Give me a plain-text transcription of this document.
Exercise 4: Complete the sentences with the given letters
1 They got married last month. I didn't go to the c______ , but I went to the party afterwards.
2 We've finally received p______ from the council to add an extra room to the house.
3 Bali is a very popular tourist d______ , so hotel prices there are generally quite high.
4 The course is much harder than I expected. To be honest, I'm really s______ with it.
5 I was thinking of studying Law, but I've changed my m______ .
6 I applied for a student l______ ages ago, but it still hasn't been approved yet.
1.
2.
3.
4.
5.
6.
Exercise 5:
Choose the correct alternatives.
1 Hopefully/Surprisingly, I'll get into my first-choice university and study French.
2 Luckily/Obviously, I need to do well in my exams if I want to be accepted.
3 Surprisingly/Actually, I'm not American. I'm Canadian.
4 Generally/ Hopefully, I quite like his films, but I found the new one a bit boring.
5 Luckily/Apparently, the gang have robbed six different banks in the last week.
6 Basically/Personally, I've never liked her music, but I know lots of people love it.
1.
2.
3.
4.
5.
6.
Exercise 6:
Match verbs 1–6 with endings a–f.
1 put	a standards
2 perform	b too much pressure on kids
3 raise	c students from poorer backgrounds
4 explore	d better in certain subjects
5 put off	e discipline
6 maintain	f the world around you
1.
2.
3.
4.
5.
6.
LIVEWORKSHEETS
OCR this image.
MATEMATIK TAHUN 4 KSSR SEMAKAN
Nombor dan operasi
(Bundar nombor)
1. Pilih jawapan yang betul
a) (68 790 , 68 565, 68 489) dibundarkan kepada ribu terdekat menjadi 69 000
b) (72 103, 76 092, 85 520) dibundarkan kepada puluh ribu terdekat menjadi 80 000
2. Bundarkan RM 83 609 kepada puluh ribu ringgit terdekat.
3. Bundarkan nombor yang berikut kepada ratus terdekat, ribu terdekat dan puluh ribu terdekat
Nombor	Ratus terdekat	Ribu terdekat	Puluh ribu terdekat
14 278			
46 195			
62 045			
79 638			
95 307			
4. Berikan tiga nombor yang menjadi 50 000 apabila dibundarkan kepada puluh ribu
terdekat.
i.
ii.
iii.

------------------------------------------------

THE PROBLEM → Restate the listing in full, word for word.

OUTPUT FOR THIS EXERCISE →
Give me a plain-text transcription of this document.
Exercise 4: Complete the sentences with the given letters
1 They got married last month. I didn't go to the c______ , but I went to the party afterwards.
2 We've finally received p______ from the council to add an extra room to the house.
3 Bali is a very popular tourist d______ , so hotel prices there are generally quite high.
4 The course is much harder than I expected. To be honest, I'm really s______ with it.
5 I was thinking of studying Law, but I've changed my m______ .
6 I applied for a student l______ ages ago, but it still hasn't been approved yet.
1.
2.
3.
4.
5.
6.
Exercise 5:
Choose the correct alternatives.
1 Hopefully/Surprisingly, I'll get into my first-choice university and study French.
2 Luckily/Obviously, I need to do well in my exams if I want to be accepted.
3 Surprisingly/Actually, I'm not American. I'm Canadian.
4 Generally/ Hopefully, I quite like his films, but I found the new one a bit boring.
5 Luckily/Apparently, the gang have robbed six different banks in the last week.
6 Basically/Personally, I've never liked her music, but I know lots of people love it.
1.
2.
3.
4.
5.
6.
Exercise 6:
Match verbs 1–6 with endings a–f.
1 put	a standards
2 perform	b too much pressure on kids
3 raise	c students from poorer backgrounds
4 explore	d better in certain subjects
5 put off	e discipline
6 maintain	f the world around you
1.
2.
3.
4.
5.
6.
LIVEWORKSHEETS
OCR this image.
MATEMATIK TAHUN 4 KSSR SEMAKAN
Nombor dan operasi
(Bundar nombor)
1. Pilih jawapan yang betul
a) (68 790 , 68 565, 68 489) dibundarkan kepada ribu terdekat menjadi 69 000
b) (72 103, 76 092, 85 520) dibundarkan kepada puluh ribu terdekat menjadi 80 000
2. Bundarkan RM 83 609 kepada puluh ribu ringgit terdekat.
3. Bundarkan nombor yang berikut kepada ratus terdekat, ribu terdekat dan puluh ribu terdekat
Nombor	Ratus terdekat	Ribu terdekat	Puluh ribu terdekat
14 278			
46 195			
62 045			
79 638			
95 307			
4. Berikan tiga nombor yang menjadi 50 000 apabila dibundarkan kepada puluh ribu
terdekat.
i.
ii.
iii.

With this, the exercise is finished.